GIVEN REQUEST.
Each line of the material must be returned exactly.

DATA.
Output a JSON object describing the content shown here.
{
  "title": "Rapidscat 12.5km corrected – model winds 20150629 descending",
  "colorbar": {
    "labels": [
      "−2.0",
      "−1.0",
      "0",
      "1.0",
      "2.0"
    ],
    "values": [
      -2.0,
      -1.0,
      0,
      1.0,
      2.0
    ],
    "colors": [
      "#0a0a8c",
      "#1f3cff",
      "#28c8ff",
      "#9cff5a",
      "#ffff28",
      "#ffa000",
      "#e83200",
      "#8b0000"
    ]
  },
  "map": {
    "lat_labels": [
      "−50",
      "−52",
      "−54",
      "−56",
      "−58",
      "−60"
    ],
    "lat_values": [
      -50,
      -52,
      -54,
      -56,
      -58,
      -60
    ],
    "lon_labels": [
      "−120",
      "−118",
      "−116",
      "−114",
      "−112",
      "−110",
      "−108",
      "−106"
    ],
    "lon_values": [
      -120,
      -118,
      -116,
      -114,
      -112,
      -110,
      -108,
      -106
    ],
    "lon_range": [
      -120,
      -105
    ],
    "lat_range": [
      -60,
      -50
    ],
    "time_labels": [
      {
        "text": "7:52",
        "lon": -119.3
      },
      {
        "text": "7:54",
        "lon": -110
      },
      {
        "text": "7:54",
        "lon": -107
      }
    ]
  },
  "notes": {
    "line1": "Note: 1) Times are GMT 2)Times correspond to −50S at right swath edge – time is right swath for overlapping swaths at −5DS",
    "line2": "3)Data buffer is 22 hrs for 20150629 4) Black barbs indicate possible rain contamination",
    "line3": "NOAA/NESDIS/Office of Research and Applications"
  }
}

IN RESPONSE.
Output a JSON object describing the content shown here.
{
  "title": "Rapidscat 12.5km corrected – model winds 20150629 descending",
  "colorbar": {
    "labels": [
      "−2.0",
      "−1.0",
      "0",
      "1.0",
      "2.0"
    ],
    "values": [
      -2.0,
      -1.0,
      0,
      1.0,
      2.0
    ],
    "colors": [
      "#0a0a8c",
      "#1f3cff",
      "#28c8ff",
      "#9cff5a",
      "#ffff28",
      "#ffa000",
      "#e83200",
      "#8b0000"
    ]
  },
  "map": {
    "lat_labels": [
      "−50",
      "−52",
      "−54",
      "−56",
      "−58",
      "−60"
    ],
    "lat_values": [
      -50,
      -52,
      -54,
      -56,
      -58,
      -60
    ],
    "lon_labels": [
      "−120",
      "−118",
      "−116",
      "−114",
      "−112",
      "−110",
      "−108",
      "−106"
    ],
    "lon_values": [
      -120,
      -118,
      -116,
      -114,
      -112,
      -110,
      -108,
      -106
    ],
    "lon_range": [
      -120,
      -105
    ],
    "lat_range": [
      -60,
      -50
    ],
    "time_labels": [
      {
        "text": "7:52",
        "lon": -119.3
      },
      {
        "text": "7:54",
        "lon": -110
      },
      {
        "text": "7:54",
        "lon": -107
      }
    ]
  },
  "notes": {
    "line1": "Note: 1) Times are GMT 2)Times correspond to −50S at right swath edge – time is right swath for overlapping swaths at −5DS",
    "line2": "3)Data buffer is 22 hrs for 20150629 4) Black barbs indicate possible rain contamination",
    "line3": "NOAA/NESDIS/Office of Research and Applications"
  }
}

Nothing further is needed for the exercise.